## Supplied information
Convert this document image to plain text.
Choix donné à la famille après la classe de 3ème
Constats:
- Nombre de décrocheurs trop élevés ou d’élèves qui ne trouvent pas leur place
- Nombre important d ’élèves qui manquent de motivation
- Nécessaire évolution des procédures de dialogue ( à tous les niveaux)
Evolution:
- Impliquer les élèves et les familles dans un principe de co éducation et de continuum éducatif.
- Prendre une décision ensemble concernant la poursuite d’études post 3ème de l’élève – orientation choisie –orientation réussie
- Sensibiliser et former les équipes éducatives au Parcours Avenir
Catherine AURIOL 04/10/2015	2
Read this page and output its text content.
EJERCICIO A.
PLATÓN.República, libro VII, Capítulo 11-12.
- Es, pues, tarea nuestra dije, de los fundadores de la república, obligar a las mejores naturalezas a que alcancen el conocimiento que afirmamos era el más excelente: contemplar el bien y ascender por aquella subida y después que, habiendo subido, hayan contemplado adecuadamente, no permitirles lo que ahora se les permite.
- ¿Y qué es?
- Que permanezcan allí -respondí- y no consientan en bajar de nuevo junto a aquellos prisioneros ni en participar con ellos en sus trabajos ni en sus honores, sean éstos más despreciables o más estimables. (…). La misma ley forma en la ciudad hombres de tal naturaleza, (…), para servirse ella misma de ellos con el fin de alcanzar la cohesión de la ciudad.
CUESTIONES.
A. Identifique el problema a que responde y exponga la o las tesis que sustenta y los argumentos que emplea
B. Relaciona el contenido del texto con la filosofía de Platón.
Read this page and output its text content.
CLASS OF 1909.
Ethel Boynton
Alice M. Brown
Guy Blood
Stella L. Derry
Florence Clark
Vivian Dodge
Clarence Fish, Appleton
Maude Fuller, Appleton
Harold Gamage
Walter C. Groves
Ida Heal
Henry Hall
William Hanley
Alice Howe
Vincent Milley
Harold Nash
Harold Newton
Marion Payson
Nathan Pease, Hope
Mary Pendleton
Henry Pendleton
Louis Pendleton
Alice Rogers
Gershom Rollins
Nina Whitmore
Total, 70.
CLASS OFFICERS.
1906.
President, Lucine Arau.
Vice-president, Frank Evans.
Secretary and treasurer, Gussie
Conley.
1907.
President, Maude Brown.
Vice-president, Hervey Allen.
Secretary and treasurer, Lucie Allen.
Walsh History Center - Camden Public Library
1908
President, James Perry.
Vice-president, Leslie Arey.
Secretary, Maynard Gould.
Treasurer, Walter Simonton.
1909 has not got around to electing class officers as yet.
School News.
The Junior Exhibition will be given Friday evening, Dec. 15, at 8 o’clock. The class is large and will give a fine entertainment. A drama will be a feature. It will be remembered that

## Requirement
Copy out each line above, character for character.

## Solution for this task
Convert this document image to plain text.
Choix donné à la famille après la classe de 3ème
Constats:
- Nombre de décrocheurs trop élevés ou d’élèves qui ne trouvent pas leur place
- Nombre important d ’élèves qui manquent de motivation
- Nécessaire évolution des procédures de dialogue ( à tous les niveaux)
Evolution:
- Impliquer les élèves et les familles dans un principe de co éducation et de continuum éducatif.
- Prendre une décision ensemble concernant la poursuite d’études post 3ème de l’élève – orientation choisie –orientation réussie
- Sensibiliser et former les équipes éducatives au Parcours Avenir
Catherine AURIOL 04/10/2015	2
Read this page and output its text content.
EJERCICIO A.
PLATÓN.República, libro VII, Capítulo 11-12.
- Es, pues, tarea nuestra dije, de los fundadores de la república, obligar a las mejores naturalezas a que alcancen el conocimiento que afirmamos era el más excelente: contemplar el bien y ascender por aquella subida y después que, habiendo subido, hayan contemplado adecuadamente, no permitirles lo que ahora se les permite.
- ¿Y qué es?
- Que permanezcan allí -respondí- y no consientan en bajar de nuevo junto a aquellos prisioneros ni en participar con ellos en sus trabajos ni en sus honores, sean éstos más despreciables o más estimables. (…). La misma ley forma en la ciudad hombres de tal naturaleza, (…), para servirse ella misma de ellos con el fin de alcanzar la cohesión de la ciudad.
CUESTIONES.
A. Identifique el problema a que responde y exponga la o las tesis que sustenta y los argumentos que emplea
B. Relaciona el contenido del texto con la filosofía de Platón.
Read this page and output its text content.
CLASS OF 1909.
Ethel Boynton
Alice M. Brown
Guy Blood
Stella L. Derry
Florence Clark
Vivian Dodge
Clarence Fish, Appleton
Maude Fuller, Appleton
Harold Gamage
Walter C. Groves
Ida Heal
Henry Hall
William Hanley
Alice Howe
Vincent Milley
Harold Nash
Harold Newton
Marion Payson
Nathan Pease, Hope
Mary Pendleton
Henry Pendleton
Louis Pendleton
Alice Rogers
Gershom Rollins
Nina Whitmore
Total, 70.
CLASS OFFICERS.
1906.
President, Lucine Arau.
Vice-president, Frank Evans.
Secretary and treasurer, Gussie
Conley.
1907.
President, Maude Brown.
Vice-president, Hervey Allen.
Secretary and treasurer, Lucie Allen.
Walsh History Center - Camden Public Library
1908
President, James Perry.
Vice-president, Leslie Arey.
Secretary, Maynard Gould.
Treasurer, Walter Simonton.
1909 has not got around to electing class officers as yet.
School News.
The Junior Exhibition will be given Friday evening, Dec. 15, at 8 o’clock. The class is large and will give a fine entertainment. A drama will be a feature. It will be remembered that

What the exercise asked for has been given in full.